According to the Talmud, Rav Yehuda said that there are four categories of people who need to offer Todah: seafarers who have made land, travelers in the wilderness who have reached their destinations, people who have recovered from illness and prisoners released from captivity (b. Berakhot 54b). In this Talmudic context, we learn that in addition to an offering, such a person must also recite birkat gomel—the blessing that expresses our gratitude for God’s deliverance—before a minyan, as it says: “Let them exalt God before the congregation of the people” (Psalm 107:32). Today, people bench gomel (the Yiddish expression is more common than the Hebrew) in the context of an aliyah to the Torah.
These days, however, we as a society find ourselves deep in the wilderness; many are sick; even more are captives of a sort, isolated in their homes. The irony of celebrating Passover in a season of death is compounded by the recognition that for so many of us, there is apparently no cause for a Todah offering—as I write, Massachusetts Gov. Charlie Baker has extended the closure of non-essential businesses until the beginning of May and the death toll keeps rising. There is no end in sight quite yet.
But even amid this darkness, two details of the Todah stand out. First, it must be eaten and enjoyed on the day that it is offered. In his comment to Leviticus 7:15, Haamek Davar says the reason is that the Todah should be celebrated with a single party with a lot of people—to make sure that the person making the offering has an ample audience to hear their story of God’s saving power. We can extrapolate from this explanation that the rule on Passover is similar: We do not leave any leftovers to make sure we invite as many people as we can accommodate: “Let all who are hungry come and eat,” says the Haggadah.
Second, it is a voluntary rather than an obligatory offering, and in pointing that out in his comment on Leviticus 22:29, Haamek Davar continues by saying that, “A person can bring [a Todah] any day.” It’s not limited to a holiday, so in theory one could bring it every day. Indeed, according to the Chidushei haRim (as cited in Etz Hayim), each day brings its own miracle, so we should celebrate each day’s miracles on the day they happen.
Amidst the darkness of this plague shine the myriad daily miracles contained in the actions of my colleagues here at Hebrew SeniorLife and of other essential workers across the country and the world. Hebrew SeniorLife’s director of culinary and nutrition glowed with pride as he spoke about his team stepping up in this crisis: “They want to be here; they want to support our patients.”
In response to the first deaths from COVID-19 at one of our facilities, the Jack Satter House in the hard-hit town of Revere, Mass., employees from across the organization have teamed up to make a daily phone call to every resident, all in quarantine, to check to see if they have begun to exhibit symptoms and to make sure they have everything they need.
As a Russian speaker, I was asked to call the handful of residents at Satter from the former Soviet Union. One of these people is on a very limited diet and thus couldn’t eat the limited selection of groceries currently available for delivery. When I alerted the team to this need, the chef at Satter arranged to special order and deliver appropriate products, including walnuts and sweet potatoes because, as he wrote in an email to me, “She prefers them.” When I spoke to the resident yesterday, her relief was as palpable through the phone as her distress was a few days before: “Ya tak blagodarna,” she kept repeating. “I am so grateful.”
Stories like this abound, and we must recount them and celebrate them even as we mourn our dead and continue to care for the living. Although it’s much too early to bench gomel (to give thanks for having survived a crisis), there is already so much for which we need to offer our gratitude.

#### LISTED RECORDS:
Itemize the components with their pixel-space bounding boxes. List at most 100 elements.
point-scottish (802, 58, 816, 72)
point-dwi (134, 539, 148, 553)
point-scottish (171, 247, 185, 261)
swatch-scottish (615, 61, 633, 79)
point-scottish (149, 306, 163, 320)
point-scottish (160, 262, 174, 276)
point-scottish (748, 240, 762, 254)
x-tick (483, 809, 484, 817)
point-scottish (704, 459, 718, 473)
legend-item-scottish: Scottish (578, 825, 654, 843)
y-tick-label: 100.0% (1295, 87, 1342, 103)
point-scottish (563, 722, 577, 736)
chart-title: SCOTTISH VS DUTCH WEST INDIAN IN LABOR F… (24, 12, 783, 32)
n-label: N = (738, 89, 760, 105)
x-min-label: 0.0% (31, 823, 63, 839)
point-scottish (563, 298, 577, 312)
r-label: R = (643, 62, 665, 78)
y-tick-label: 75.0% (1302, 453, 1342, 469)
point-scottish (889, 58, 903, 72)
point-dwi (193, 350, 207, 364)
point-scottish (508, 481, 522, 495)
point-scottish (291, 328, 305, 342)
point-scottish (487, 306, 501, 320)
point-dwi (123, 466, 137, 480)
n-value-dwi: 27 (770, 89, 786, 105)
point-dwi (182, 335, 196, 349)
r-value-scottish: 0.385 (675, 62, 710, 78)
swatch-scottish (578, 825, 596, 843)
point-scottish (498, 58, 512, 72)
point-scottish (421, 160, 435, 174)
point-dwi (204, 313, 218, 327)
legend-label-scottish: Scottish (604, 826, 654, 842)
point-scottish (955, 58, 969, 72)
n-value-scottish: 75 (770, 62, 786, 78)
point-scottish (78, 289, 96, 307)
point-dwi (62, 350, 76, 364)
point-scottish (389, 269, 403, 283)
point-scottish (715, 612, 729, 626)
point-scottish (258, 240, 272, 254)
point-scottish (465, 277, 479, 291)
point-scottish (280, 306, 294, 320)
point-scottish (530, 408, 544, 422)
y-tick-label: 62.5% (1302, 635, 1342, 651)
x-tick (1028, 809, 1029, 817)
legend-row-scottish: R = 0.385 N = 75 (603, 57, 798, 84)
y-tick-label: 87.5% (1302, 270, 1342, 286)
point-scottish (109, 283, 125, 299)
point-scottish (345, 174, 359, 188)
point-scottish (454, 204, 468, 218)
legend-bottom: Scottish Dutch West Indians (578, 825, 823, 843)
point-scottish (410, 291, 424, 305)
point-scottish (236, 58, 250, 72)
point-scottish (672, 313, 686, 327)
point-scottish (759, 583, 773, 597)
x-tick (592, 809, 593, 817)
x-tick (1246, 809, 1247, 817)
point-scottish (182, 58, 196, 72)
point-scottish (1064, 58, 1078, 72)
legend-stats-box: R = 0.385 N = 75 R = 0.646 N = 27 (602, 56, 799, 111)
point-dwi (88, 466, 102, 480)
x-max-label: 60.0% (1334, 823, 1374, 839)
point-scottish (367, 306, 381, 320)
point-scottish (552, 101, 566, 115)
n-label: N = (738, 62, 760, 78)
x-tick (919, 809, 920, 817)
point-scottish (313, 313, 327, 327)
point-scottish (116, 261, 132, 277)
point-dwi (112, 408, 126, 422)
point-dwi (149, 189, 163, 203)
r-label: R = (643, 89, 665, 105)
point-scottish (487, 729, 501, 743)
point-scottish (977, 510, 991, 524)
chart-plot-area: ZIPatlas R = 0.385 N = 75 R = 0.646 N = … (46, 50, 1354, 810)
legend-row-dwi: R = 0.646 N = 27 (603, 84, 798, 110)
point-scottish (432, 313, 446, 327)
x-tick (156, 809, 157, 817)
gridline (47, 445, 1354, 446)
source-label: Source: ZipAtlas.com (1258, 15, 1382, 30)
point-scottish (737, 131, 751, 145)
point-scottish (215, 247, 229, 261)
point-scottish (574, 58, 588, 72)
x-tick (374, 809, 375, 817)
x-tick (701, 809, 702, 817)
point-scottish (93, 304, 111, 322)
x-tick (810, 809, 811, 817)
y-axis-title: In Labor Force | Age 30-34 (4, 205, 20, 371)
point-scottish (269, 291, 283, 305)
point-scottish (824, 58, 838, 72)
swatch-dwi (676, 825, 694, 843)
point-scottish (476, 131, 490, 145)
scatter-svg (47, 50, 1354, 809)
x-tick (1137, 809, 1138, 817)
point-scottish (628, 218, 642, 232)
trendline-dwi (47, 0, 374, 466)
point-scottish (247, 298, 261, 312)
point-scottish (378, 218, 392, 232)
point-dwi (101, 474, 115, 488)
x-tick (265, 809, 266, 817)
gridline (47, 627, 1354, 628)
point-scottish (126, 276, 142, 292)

#### TASK GOAL:
Update the Todah passage above: give everything from "But even amid" down to "says the Haggadah." again, with "audience" changed to "crowd".

#### RESPONSE:
But even amid this darkness, two details of the Todah stand out. First, it must be eaten and enjoyed on the day that it is offered. In his comment to Leviticus 7:15, Haamek Davar says the reason is that the Todah should be celebrated with a single party with a lot of people—to make sure that the person making the offering has an ample crowd to hear their story of God’s saving power. We can extrapolate from this explanation that the rule on Passover is similar: We do not leave any leftovers to make sure we invite as many people as we can accommodate: “Let all who are hungry come and eat,” says the Haggadah.